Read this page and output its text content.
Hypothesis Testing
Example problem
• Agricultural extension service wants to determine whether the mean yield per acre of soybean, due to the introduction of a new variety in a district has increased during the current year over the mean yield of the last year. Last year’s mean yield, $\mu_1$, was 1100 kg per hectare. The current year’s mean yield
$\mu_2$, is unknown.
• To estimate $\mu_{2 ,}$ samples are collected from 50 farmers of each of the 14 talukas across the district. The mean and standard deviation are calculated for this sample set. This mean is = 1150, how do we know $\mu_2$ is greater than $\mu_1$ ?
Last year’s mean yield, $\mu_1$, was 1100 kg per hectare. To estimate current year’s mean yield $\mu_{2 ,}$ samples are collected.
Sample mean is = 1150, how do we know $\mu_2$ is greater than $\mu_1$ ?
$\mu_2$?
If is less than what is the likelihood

▸ **INSTRUCTIONS FOR THE TASK**
Each line holding the word "collected" counts once; report the total and nothing else.

▸ **TASK SOLUTION**
2